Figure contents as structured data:
■ ■ ■ ■ ■

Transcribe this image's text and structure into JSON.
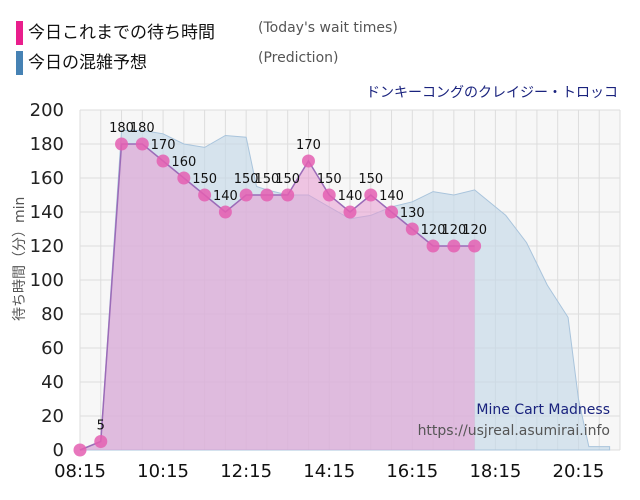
{
  "legend": {
    "actual_label": "今日これまでの待ち時間",
    "actual_sub": "(Today's wait times)",
    "actual_color": "#e91e8c",
    "pred_label": "今日の混雑予想",
    "pred_sub": "(Prediction)",
    "pred_color": "#4682b4"
  },
  "ride_name": "ドンキーコングのクレイジー・トロッコ",
  "watermark": {
    "title": "Mine Cart Madness",
    "url": "https://usjreal.asumirai.info"
  },
  "chart_data": {
    "type": "area",
    "ylabel": "待ち時間（分）min",
    "ylim": [
      0,
      200
    ],
    "yticks": [
      0,
      20,
      40,
      60,
      80,
      100,
      120,
      140,
      160,
      180,
      200
    ],
    "xlim": [
      "08:15",
      "21:15"
    ],
    "xticks": [
      "08:15",
      "10:15",
      "12:15",
      "14:15",
      "16:15",
      "18:15",
      "20:15"
    ],
    "grid": true,
    "series": [
      {
        "name": "今日これまでの待ち時間",
        "x": [
          "08:15",
          "08:45",
          "09:15",
          "09:45",
          "10:15",
          "10:45",
          "11:15",
          "11:45",
          "12:15",
          "12:45",
          "13:15",
          "13:45",
          "14:15",
          "14:45",
          "15:15",
          "15:45",
          "16:15",
          "16:45",
          "17:15",
          "17:45"
        ],
        "values": [
          0,
          5,
          180,
          180,
          170,
          160,
          150,
          140,
          150,
          150,
          150,
          170,
          150,
          140,
          150,
          140,
          130,
          120,
          120,
          120
        ],
        "labels": [
          "",
          "5",
          "180",
          "180",
          "170",
          "160",
          "150",
          "140",
          "150",
          "150",
          "150",
          "170",
          "150",
          "140",
          "150",
          "140",
          "130",
          "120",
          "120",
          "120"
        ]
      },
      {
        "name": "今日の混雑予想",
        "x": [
          "08:15",
          "08:45",
          "09:15",
          "09:45",
          "10:15",
          "10:45",
          "11:15",
          "11:45",
          "12:15",
          "12:30",
          "12:45",
          "13:15",
          "13:45",
          "14:15",
          "14:45",
          "15:15",
          "15:45",
          "16:15",
          "16:45",
          "17:15",
          "17:45",
          "18:00",
          "18:30",
          "19:00",
          "19:30",
          "20:00",
          "20:15",
          "20:30",
          "21:00"
        ],
        "values": [
          0,
          5,
          188,
          188,
          186,
          180,
          178,
          185,
          184,
          155,
          153,
          150,
          150,
          143,
          136,
          138,
          143,
          146,
          152,
          150,
          153,
          148,
          138,
          122,
          97,
          78,
          30,
          2,
          2
        ]
      }
    ]
  }
}
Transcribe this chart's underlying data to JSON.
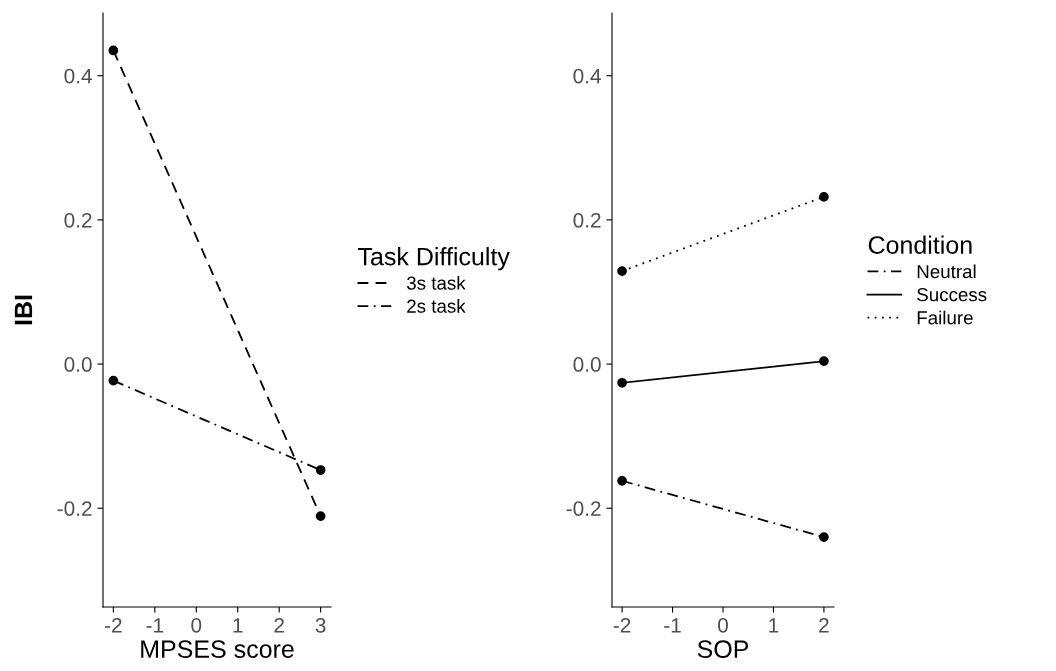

■ ■ ■ ■ ■

# EXERCISE GOAL
Find the lines containing "JSON" and list every one of them.

# EXERCISE OUTPUT
Transcribe this image's text and structure into JSON.
Transcribe this chart's underlying data to JSON.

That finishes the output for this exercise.